** START GIVEN RECORDS **
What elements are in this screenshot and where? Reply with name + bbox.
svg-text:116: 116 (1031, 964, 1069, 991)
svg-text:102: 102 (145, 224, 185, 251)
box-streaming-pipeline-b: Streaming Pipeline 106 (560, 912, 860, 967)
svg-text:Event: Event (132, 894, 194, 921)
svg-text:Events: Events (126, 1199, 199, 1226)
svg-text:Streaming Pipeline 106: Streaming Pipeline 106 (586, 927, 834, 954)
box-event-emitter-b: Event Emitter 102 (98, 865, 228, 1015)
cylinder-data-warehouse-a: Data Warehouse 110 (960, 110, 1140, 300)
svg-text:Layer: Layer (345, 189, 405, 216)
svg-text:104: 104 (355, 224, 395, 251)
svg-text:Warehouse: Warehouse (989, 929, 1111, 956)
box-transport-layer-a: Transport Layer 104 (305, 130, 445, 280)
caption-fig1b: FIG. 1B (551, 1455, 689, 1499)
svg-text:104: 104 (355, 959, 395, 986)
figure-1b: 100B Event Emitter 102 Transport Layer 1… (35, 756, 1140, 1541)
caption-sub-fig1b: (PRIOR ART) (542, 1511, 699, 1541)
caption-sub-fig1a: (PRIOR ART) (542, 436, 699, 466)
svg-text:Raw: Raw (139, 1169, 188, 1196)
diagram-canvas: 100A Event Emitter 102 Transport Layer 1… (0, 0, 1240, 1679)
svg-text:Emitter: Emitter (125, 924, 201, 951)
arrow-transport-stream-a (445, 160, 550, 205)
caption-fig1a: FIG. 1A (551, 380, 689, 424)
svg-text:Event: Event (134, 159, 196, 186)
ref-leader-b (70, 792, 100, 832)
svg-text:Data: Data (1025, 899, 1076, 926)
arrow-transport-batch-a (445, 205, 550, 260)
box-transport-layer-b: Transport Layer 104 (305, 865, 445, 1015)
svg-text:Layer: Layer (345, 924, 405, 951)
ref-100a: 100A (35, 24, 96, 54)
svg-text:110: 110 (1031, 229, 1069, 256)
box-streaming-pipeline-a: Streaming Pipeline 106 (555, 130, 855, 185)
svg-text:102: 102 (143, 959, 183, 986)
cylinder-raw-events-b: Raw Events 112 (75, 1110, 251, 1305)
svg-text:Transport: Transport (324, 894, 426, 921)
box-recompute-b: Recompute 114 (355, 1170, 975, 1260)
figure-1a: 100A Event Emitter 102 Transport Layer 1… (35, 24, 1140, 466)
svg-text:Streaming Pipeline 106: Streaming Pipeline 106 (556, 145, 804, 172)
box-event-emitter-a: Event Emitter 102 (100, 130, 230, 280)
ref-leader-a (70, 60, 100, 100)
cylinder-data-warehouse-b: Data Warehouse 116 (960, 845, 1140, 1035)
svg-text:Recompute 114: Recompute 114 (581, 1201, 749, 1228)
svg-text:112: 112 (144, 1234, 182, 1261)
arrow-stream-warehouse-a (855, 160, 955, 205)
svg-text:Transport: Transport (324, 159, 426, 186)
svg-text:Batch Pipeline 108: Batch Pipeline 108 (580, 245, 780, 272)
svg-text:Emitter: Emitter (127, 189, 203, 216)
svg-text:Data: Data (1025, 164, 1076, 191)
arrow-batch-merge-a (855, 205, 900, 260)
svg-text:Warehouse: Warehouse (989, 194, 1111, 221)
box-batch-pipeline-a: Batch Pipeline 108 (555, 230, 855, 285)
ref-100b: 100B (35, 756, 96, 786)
** END GIVEN RECORDS **
▶ _SHORT TASK_:
Print the lines of the entries above, from the first line through the line that contains "caption-fig1b: FIG. 1B (551, 1455, 689, 1499)", including both, copied word for word.

▶ _TASK OUTPUT_:
What elements are in this screenshot and where? Reply with name + bbox.
svg-text:116: 116 (1031, 964, 1069, 991)
svg-text:102: 102 (145, 224, 185, 251)
box-streaming-pipeline-b: Streaming Pipeline 106 (560, 912, 860, 967)
svg-text:Event: Event (132, 894, 194, 921)
svg-text:Events: Events (126, 1199, 199, 1226)
svg-text:Streaming Pipeline 106: Streaming Pipeline 106 (586, 927, 834, 954)
box-event-emitter-b: Event Emitter 102 (98, 865, 228, 1015)
cylinder-data-warehouse-a: Data Warehouse 110 (960, 110, 1140, 300)
svg-text:Layer: Layer (345, 189, 405, 216)
svg-text:104: 104 (355, 224, 395, 251)
svg-text:Warehouse: Warehouse (989, 929, 1111, 956)
box-transport-layer-a: Transport Layer 104 (305, 130, 445, 280)
caption-fig1b: FIG. 1B (551, 1455, 689, 1499)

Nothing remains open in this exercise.